WRITTEN TASK
Please report every line from the material that contains the word "регламенту".

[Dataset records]
◇ ◇ ◇ ◇ ◇ ◇ ◇
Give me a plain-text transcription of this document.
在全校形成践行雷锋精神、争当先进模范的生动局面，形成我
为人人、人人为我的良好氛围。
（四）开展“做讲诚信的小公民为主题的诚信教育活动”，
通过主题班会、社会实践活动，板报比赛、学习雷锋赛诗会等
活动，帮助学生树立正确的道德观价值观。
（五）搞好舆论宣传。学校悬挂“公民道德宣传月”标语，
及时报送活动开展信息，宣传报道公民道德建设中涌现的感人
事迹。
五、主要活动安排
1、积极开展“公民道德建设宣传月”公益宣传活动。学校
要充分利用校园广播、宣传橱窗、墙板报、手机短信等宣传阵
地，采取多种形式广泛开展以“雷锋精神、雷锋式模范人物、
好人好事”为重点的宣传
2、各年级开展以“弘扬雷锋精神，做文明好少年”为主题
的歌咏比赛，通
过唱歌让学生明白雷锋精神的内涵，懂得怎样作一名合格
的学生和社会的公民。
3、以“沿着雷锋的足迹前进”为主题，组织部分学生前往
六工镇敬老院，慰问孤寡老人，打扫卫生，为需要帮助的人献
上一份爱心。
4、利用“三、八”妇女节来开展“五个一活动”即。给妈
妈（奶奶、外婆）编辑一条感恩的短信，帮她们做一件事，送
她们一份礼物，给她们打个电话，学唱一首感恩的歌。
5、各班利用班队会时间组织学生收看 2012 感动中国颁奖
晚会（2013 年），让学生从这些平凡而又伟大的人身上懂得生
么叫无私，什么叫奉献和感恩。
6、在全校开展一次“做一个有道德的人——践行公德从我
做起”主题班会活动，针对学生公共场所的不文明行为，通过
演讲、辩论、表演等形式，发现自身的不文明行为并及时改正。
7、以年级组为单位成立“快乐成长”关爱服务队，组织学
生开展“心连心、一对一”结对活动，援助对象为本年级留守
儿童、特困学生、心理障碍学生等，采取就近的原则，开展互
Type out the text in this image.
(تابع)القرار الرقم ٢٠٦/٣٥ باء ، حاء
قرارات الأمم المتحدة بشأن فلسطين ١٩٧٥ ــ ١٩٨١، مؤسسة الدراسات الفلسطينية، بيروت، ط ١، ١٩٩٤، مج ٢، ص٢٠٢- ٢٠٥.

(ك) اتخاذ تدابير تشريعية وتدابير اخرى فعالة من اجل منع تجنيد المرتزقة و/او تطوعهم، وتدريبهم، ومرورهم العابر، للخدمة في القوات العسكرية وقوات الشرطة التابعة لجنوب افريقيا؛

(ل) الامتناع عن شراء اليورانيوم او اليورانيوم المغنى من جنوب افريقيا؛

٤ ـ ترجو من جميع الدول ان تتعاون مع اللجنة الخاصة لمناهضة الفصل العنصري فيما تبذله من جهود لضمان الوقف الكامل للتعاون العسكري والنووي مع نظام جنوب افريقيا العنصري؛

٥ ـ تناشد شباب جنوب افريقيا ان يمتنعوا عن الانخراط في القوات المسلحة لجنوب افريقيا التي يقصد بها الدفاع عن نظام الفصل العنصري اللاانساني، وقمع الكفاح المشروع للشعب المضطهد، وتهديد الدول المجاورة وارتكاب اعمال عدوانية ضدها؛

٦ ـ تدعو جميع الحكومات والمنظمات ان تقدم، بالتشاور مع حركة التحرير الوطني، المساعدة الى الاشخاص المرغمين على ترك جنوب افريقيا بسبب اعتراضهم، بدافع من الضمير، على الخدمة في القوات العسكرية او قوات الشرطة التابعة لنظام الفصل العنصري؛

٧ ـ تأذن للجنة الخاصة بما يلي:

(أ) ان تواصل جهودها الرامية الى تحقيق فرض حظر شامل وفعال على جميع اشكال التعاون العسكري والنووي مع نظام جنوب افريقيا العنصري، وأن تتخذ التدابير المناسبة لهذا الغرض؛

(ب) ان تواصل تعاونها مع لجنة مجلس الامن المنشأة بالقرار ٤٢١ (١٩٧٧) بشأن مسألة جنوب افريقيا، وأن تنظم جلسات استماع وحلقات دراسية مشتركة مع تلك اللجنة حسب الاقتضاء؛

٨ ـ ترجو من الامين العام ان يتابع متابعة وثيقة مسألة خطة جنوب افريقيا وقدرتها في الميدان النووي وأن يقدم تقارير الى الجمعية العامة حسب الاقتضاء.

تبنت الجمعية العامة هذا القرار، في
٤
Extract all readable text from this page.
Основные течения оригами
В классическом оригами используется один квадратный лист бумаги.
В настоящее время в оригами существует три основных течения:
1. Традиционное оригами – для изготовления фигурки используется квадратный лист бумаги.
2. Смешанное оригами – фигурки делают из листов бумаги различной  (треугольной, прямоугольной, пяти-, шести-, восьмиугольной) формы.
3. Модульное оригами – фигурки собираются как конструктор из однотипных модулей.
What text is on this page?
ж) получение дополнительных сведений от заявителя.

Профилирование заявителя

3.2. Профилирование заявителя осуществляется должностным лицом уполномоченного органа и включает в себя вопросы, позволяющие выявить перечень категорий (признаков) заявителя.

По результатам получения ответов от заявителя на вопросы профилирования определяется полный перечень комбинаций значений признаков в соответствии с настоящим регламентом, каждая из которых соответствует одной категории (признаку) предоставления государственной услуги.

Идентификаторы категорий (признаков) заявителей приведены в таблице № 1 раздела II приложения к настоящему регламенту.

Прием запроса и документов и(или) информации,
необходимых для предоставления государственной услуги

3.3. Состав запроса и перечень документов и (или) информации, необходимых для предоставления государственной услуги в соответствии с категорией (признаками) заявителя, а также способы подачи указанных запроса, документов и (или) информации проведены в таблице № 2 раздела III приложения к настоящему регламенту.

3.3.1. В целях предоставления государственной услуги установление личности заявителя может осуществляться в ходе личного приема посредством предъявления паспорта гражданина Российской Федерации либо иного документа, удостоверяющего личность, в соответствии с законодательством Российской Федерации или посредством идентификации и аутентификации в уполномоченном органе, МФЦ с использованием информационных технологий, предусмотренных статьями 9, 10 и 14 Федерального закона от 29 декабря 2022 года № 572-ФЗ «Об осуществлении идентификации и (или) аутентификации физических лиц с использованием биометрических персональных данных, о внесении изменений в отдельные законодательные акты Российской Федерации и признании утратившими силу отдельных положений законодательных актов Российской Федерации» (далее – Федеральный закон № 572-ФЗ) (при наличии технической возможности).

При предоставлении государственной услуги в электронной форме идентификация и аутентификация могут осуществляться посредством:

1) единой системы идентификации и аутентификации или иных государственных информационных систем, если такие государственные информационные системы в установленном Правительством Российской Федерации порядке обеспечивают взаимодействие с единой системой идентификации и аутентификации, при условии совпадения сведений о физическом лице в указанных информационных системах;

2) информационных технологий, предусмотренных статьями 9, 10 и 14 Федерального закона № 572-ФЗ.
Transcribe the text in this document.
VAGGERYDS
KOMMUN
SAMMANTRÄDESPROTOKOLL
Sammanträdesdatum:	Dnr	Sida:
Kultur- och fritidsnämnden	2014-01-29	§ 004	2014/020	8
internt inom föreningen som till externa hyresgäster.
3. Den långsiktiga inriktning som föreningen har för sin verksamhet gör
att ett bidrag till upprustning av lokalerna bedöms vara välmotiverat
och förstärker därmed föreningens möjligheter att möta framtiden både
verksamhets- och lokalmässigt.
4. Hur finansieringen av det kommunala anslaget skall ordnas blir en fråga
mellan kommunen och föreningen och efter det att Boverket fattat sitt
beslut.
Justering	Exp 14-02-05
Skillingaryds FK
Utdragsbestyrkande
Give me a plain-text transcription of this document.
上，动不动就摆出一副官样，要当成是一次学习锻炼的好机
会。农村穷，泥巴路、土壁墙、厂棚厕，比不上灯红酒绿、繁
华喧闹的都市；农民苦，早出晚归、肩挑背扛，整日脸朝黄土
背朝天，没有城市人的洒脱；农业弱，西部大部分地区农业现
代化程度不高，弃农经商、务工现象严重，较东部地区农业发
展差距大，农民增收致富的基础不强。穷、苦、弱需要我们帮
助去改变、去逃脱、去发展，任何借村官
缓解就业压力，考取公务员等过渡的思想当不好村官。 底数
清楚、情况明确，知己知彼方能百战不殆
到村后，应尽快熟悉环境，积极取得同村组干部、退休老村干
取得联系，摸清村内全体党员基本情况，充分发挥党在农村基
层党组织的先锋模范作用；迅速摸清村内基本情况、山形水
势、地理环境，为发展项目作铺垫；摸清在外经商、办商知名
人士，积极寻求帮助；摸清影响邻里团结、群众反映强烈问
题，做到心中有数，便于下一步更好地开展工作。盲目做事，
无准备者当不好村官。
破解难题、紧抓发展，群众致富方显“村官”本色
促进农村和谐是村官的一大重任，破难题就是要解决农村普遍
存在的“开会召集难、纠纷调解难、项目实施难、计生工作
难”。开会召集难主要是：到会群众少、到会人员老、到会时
◇ ◇ ◇ ◇ ◇ ◇ ◇
WRITTEN REPLY
Идентификаторы категорий (признаков) заявителей приведены в таблице № 1 раздела II приложения к настоящему регламенту.
3.3. Состав запроса и перечень документов и (или) информации, необходимых для предоставления государственной услуги в соответствии с категорией (признаками) заявителя, а также способы подачи указанных запроса, документов и (или) информации проведены в таблице № 2 раздела III приложения к настоящему регламенту.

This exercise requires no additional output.